== Data shown

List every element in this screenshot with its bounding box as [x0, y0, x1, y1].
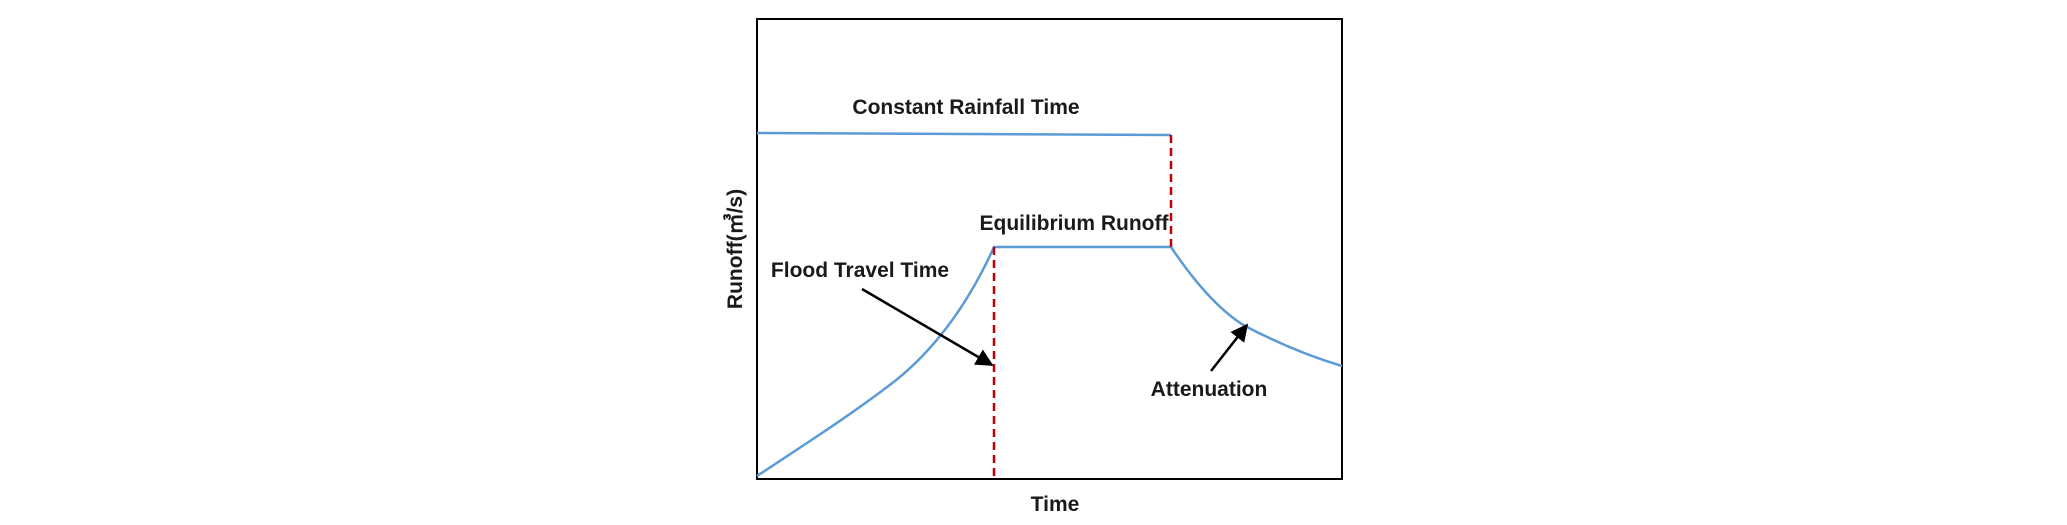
flood-travel-time-label: Flood Travel Time — [771, 259, 949, 282]
attenuation-label: Attenuation — [1151, 378, 1268, 401]
plot-frame — [756, 18, 1343, 480]
attenuation-arrow — [1210, 323, 1249, 372]
rainfall-line — [756, 131, 1172, 137]
runoff-curve — [756, 245, 1343, 478]
x-axis-label: Time — [1031, 493, 1080, 516]
equilibrium-runoff-label: Equilibrium Runoff — [980, 212, 1170, 235]
y-axis-label: Runoff(㎥/s) — [723, 189, 747, 309]
flood-travel-time-arrow — [861, 287, 994, 367]
constant-rainfall-time-label: Constant Rainfall Time — [852, 96, 1079, 119]
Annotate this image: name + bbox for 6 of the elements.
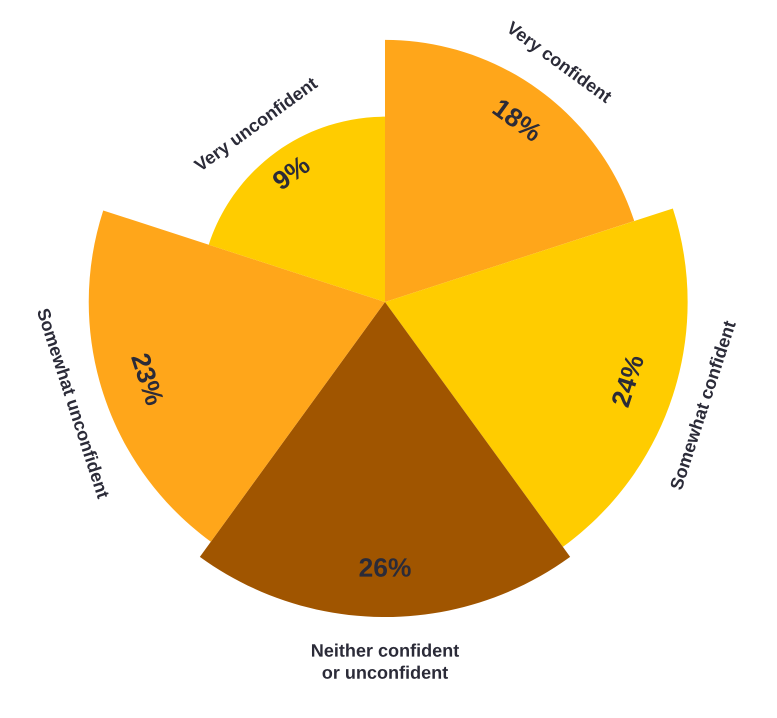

====

▶ **Problem details**: Please render all of the rows above as a numbered list, skipping any blank lines and leaving the pictures out.

▶ **Answer for the task**:
1. List every element in this screenshot with its bounding box as [x0, y0, x1, y1].
2. flood-travel-time-label: Flood Travel Time — [771, 259, 949, 282]
3. attenuation-label: Attenuation — [1151, 378, 1268, 401]
4. plot-frame — [756, 18, 1343, 480]
5. attenuation-arrow — [1210, 323, 1249, 372]
6. rainfall-line — [756, 131, 1172, 137]
7. runoff-curve — [756, 245, 1343, 478]
8. x-axis-label: Time — [1031, 493, 1080, 516]
9. equilibrium-runoff-label: Equilibrium Runoff — [980, 212, 1170, 235]
10. y-axis-label: Runoff(㎥/s) — [723, 189, 747, 309]
11. flood-travel-time-arrow — [861, 287, 994, 367]
12. constant-rainfall-time-label: Constant Rainfall Time — [852, 96, 1079, 119]
13. Annotate this image: name + bbox for 6 of the elements.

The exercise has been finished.